__Task brief__: Set down each entry exactly as given; pictures should not appear in the copy.

__Supplied material__:
-------------------------

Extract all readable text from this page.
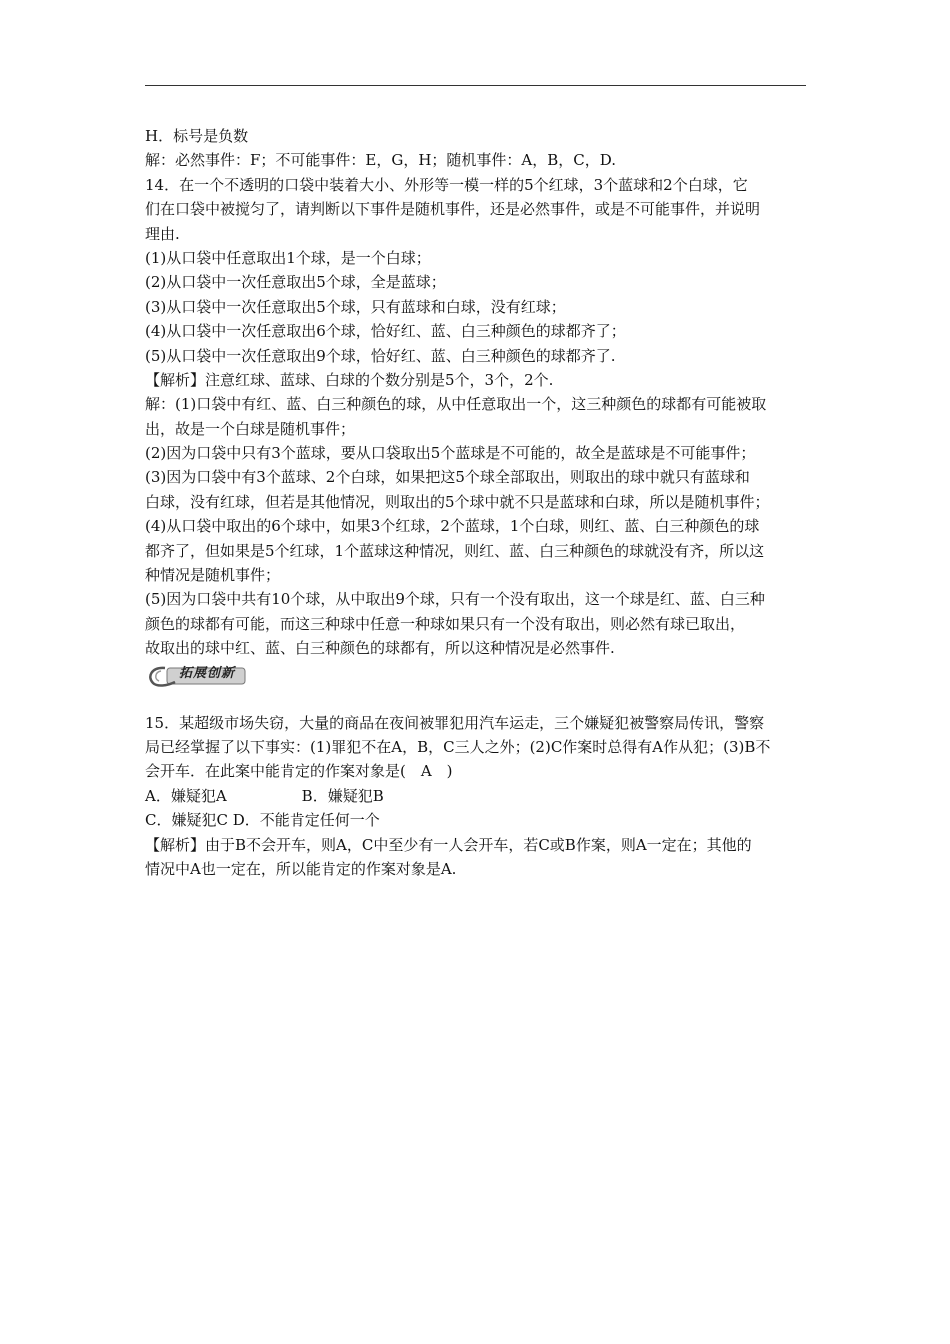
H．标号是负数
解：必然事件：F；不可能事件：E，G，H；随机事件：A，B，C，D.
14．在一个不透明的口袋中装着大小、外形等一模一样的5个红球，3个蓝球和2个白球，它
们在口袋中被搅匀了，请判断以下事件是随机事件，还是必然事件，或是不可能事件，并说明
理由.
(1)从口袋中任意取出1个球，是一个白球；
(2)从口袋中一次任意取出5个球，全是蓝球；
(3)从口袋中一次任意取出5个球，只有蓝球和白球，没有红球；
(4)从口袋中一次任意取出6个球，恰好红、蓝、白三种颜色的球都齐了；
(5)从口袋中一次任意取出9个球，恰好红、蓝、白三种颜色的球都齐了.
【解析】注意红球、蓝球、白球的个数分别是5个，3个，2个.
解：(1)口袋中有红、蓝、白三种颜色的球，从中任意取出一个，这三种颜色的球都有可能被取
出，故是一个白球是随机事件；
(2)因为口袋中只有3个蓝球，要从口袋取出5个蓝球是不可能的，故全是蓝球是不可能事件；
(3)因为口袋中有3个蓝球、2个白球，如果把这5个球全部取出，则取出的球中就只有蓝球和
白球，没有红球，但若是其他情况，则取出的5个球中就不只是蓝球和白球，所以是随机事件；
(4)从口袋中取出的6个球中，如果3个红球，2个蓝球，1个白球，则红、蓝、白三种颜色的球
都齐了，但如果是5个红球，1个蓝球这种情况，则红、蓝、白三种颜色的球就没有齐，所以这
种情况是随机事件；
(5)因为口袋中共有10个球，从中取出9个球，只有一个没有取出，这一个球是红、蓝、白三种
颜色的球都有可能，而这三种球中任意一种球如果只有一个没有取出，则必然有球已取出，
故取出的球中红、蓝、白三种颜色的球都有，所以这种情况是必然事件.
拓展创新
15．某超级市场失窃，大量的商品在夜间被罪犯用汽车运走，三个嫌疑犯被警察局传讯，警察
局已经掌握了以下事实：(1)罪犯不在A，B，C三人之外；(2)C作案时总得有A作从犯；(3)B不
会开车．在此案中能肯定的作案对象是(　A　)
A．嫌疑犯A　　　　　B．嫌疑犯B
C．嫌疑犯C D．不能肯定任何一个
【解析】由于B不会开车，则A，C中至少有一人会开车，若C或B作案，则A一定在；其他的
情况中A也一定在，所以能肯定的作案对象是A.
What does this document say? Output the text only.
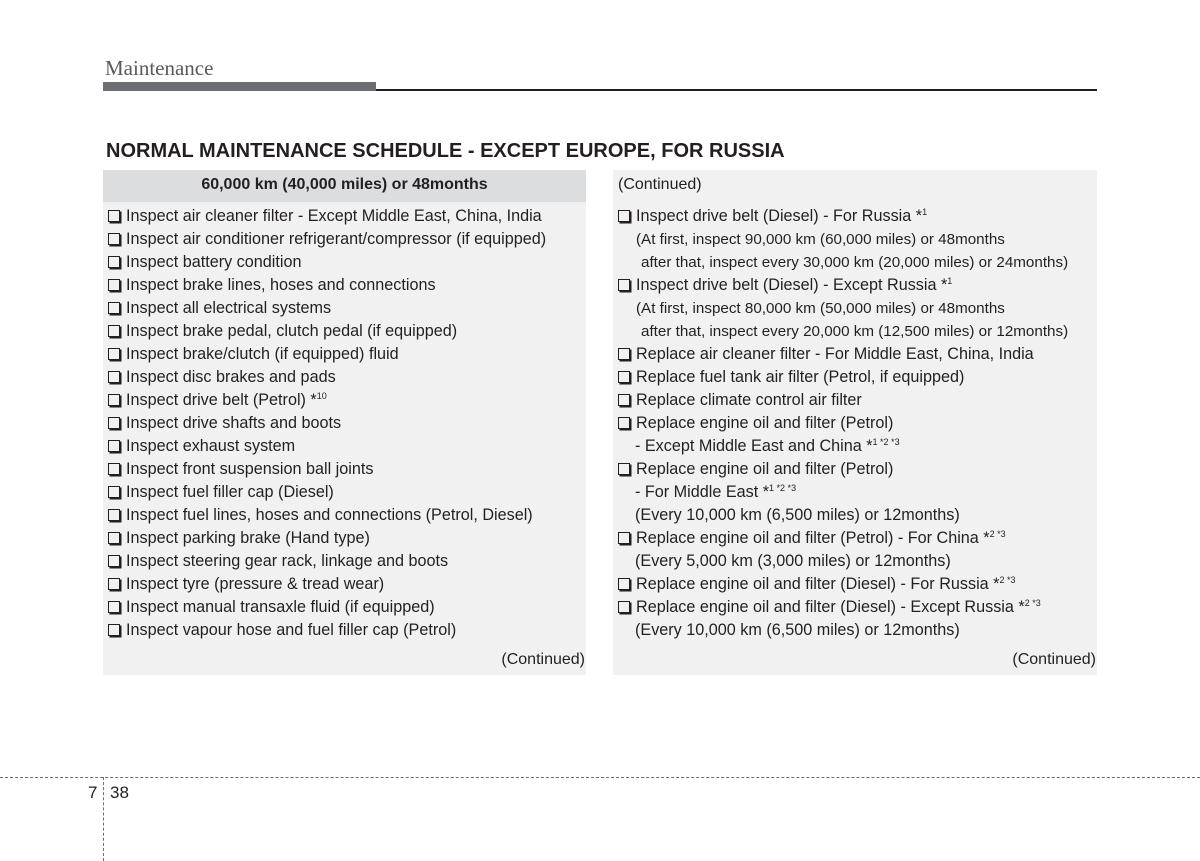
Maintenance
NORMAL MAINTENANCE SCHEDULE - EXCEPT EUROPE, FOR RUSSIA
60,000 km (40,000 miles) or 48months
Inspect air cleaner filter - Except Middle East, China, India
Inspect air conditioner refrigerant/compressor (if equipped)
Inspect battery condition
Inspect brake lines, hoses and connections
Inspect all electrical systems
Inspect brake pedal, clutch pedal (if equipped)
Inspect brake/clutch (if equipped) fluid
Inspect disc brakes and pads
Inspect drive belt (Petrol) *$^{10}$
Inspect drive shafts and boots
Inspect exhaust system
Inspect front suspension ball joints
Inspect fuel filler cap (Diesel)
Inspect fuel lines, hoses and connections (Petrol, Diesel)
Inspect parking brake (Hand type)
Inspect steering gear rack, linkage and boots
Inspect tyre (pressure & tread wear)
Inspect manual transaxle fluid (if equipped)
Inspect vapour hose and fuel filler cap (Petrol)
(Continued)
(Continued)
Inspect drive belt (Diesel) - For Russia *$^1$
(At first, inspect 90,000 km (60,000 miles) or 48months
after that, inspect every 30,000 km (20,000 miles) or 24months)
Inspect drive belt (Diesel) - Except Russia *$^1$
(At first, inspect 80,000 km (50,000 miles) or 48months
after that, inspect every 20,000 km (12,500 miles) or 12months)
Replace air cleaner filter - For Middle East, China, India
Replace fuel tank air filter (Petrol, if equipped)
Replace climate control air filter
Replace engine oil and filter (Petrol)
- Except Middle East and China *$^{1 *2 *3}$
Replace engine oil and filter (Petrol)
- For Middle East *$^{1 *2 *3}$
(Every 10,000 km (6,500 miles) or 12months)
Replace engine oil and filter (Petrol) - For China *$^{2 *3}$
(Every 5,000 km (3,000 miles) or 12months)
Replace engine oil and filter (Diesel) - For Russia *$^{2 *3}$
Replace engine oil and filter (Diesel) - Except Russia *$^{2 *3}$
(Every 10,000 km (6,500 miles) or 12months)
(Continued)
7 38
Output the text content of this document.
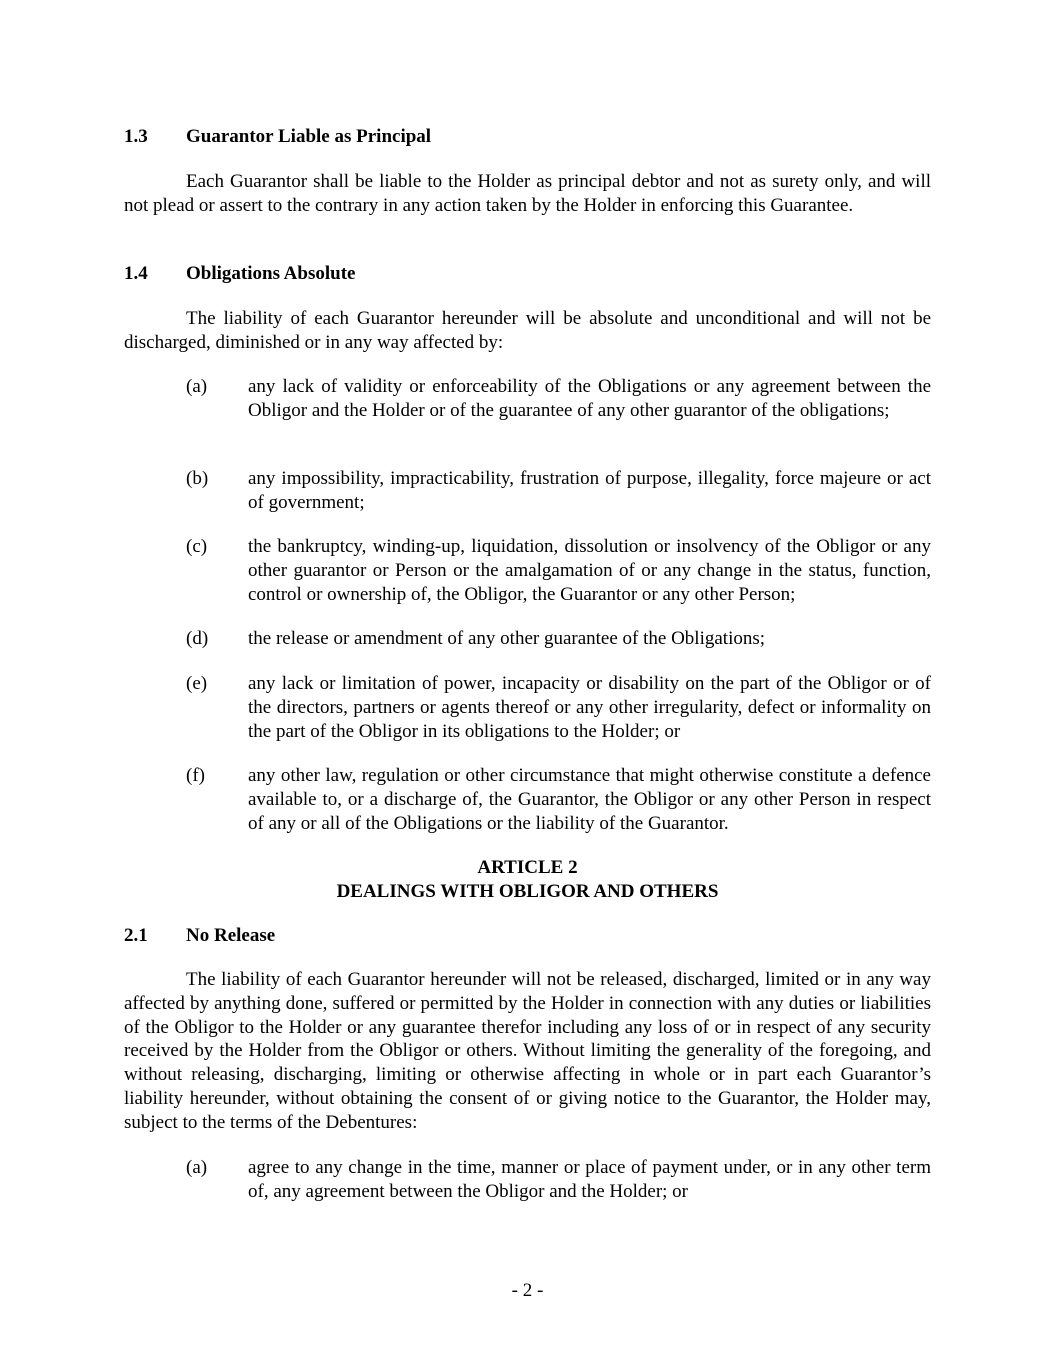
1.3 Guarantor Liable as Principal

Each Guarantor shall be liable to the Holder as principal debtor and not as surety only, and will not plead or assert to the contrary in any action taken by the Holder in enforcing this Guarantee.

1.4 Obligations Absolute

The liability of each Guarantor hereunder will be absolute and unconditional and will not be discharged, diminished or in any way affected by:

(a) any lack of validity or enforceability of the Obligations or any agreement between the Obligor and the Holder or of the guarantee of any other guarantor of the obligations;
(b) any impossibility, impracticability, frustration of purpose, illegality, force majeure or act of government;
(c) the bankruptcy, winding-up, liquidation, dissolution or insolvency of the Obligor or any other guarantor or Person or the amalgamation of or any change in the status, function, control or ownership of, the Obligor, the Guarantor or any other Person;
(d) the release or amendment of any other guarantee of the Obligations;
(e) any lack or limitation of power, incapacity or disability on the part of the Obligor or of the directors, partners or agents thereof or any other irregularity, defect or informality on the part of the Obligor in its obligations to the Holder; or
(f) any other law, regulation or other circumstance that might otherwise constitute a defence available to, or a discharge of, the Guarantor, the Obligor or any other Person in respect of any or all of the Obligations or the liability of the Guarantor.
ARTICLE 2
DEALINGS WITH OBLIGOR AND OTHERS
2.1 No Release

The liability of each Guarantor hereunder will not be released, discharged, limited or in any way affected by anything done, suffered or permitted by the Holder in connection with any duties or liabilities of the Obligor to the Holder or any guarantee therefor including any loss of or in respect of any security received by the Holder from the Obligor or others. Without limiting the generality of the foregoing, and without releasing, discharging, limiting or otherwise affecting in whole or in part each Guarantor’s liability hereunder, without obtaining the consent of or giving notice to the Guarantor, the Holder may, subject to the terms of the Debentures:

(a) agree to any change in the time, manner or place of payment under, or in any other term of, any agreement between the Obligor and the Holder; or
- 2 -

-------------------------

__Problem solution__:
Extract all readable text from this page.
H．标号是负数
解：必然事件：F；不可能事件：E，G，H；随机事件：A，B，C，D.
14．在一个不透明的口袋中装着大小、外形等一模一样的5个红球，3个蓝球和2个白球，它
们在口袋中被搅匀了，请判断以下事件是随机事件，还是必然事件，或是不可能事件，并说明
理由.
(1)从口袋中任意取出1个球，是一个白球；
(2)从口袋中一次任意取出5个球，全是蓝球；
(3)从口袋中一次任意取出5个球，只有蓝球和白球，没有红球；
(4)从口袋中一次任意取出6个球，恰好红、蓝、白三种颜色的球都齐了；
(5)从口袋中一次任意取出9个球，恰好红、蓝、白三种颜色的球都齐了.
【解析】注意红球、蓝球、白球的个数分别是5个，3个，2个.
解：(1)口袋中有红、蓝、白三种颜色的球，从中任意取出一个，这三种颜色的球都有可能被取
出，故是一个白球是随机事件；
(2)因为口袋中只有3个蓝球，要从口袋取出5个蓝球是不可能的，故全是蓝球是不可能事件；
(3)因为口袋中有3个蓝球、2个白球，如果把这5个球全部取出，则取出的球中就只有蓝球和
白球，没有红球，但若是其他情况，则取出的5个球中就不只是蓝球和白球，所以是随机事件；
(4)从口袋中取出的6个球中，如果3个红球，2个蓝球，1个白球，则红、蓝、白三种颜色的球
都齐了，但如果是5个红球，1个蓝球这种情况，则红、蓝、白三种颜色的球就没有齐，所以这
种情况是随机事件；
(5)因为口袋中共有10个球，从中取出9个球，只有一个没有取出，这一个球是红、蓝、白三种
颜色的球都有可能，而这三种球中任意一种球如果只有一个没有取出，则必然有球已取出，
故取出的球中红、蓝、白三种颜色的球都有，所以这种情况是必然事件.
拓展创新
15．某超级市场失窃，大量的商品在夜间被罪犯用汽车运走，三个嫌疑犯被警察局传讯，警察
局已经掌握了以下事实：(1)罪犯不在A，B，C三人之外；(2)C作案时总得有A作从犯；(3)B不
会开车．在此案中能肯定的作案对象是(　A　)
A．嫌疑犯A　　　　　B．嫌疑犯B
C．嫌疑犯C D．不能肯定任何一个
【解析】由于B不会开车，则A，C中至少有一人会开车，若C或B作案，则A一定在；其他的
情况中A也一定在，所以能肯定的作案对象是A.
What does this document say? Output the text only.
Maintenance
NORMAL MAINTENANCE SCHEDULE - EXCEPT EUROPE, FOR RUSSIA
60,000 km (40,000 miles) or 48months
Inspect air cleaner filter - Except Middle East, China, India
Inspect air conditioner refrigerant/compressor (if equipped)
Inspect battery condition
Inspect brake lines, hoses and connections
Inspect all electrical systems
Inspect brake pedal, clutch pedal (if equipped)
Inspect brake/clutch (if equipped) fluid
Inspect disc brakes and pads
Inspect drive belt (Petrol) *$^{10}$
Inspect drive shafts and boots
Inspect exhaust system
Inspect front suspension ball joints
Inspect fuel filler cap (Diesel)
Inspect fuel lines, hoses and connections (Petrol, Diesel)
Inspect parking brake (Hand type)
Inspect steering gear rack, linkage and boots
Inspect tyre (pressure & tread wear)
Inspect manual transaxle fluid (if equipped)
Inspect vapour hose and fuel filler cap (Petrol)
(Continued)
(Continued)
Inspect drive belt (Diesel) - For Russia *$^1$
(At first, inspect 90,000 km (60,000 miles) or 48months
after that, inspect every 30,000 km (20,000 miles) or 24months)
Inspect drive belt (Diesel) - Except Russia *$^1$
(At first, inspect 80,000 km (50,000 miles) or 48months
after that, inspect every 20,000 km (12,500 miles) or 12months)
Replace air cleaner filter - For Middle East, China, India
Replace fuel tank air filter (Petrol, if equipped)
Replace climate control air filter
Replace engine oil and filter (Petrol)
- Except Middle East and China *$^{1 *2 *3}$
Replace engine oil and filter (Petrol)
- For Middle East *$^{1 *2 *3}$
(Every 10,000 km (6,500 miles) or 12months)
Replace engine oil and filter (Petrol) - For China *$^{2 *3}$
(Every 5,000 km (3,000 miles) or 12months)
Replace engine oil and filter (Diesel) - For Russia *$^{2 *3}$
Replace engine oil and filter (Diesel) - Except Russia *$^{2 *3}$
(Every 10,000 km (6,500 miles) or 12months)
(Continued)
7 38
Output the text content of this document.
1.3 Guarantor Liable as Principal

Each Guarantor shall be liable to the Holder as principal debtor and not as surety only, and will not plead or assert to the contrary in any action taken by the Holder in enforcing this Guarantee.

1.4 Obligations Absolute

The liability of each Guarantor hereunder will be absolute and unconditional and will not be discharged, diminished or in any way affected by:

(a) any lack of validity or enforceability of the Obligations or any agreement between the Obligor and the Holder or of the guarantee of any other guarantor of the obligations;
(b) any impossibility, impracticability, frustration of purpose, illegality, force majeure or act of government;
(c) the bankruptcy, winding-up, liquidation, dissolution or insolvency of the Obligor or any other guarantor or Person or the amalgamation of or any change in the status, function, control or ownership of, the Obligor, the Guarantor or any other Person;
(d) the release or amendment of any other guarantee of the Obligations;
(e) any lack or limitation of power, incapacity or disability on the part of the Obligor or of the directors, partners or agents thereof or any other irregularity, defect or informality on the part of the Obligor in its obligations to the Holder; or
(f) any other law, regulation or other circumstance that might otherwise constitute a defence available to, or a discharge of, the Guarantor, the Obligor or any other Person in respect of any or all of the Obligations or the liability of the Guarantor.
ARTICLE 2
DEALINGS WITH OBLIGOR AND OTHERS
2.1 No Release

The liability of each Guarantor hereunder will not be released, discharged, limited or in any way affected by anything done, suffered or permitted by the Holder in connection with any duties or liabilities of the Obligor to the Holder or any guarantee therefor including any loss of or in respect of any security received by the Holder from the Obligor or others. Without limiting the generality of the foregoing, and without releasing, discharging, limiting or otherwise affecting in whole or in part each Guarantor’s liability hereunder, without obtaining the consent of or giving notice to the Guarantor, the Holder may, subject to the terms of the Debentures:

(a) agree to any change in the time, manner or place of payment under, or in any other term of, any agreement between the Obligor and the Holder; or
- 2 -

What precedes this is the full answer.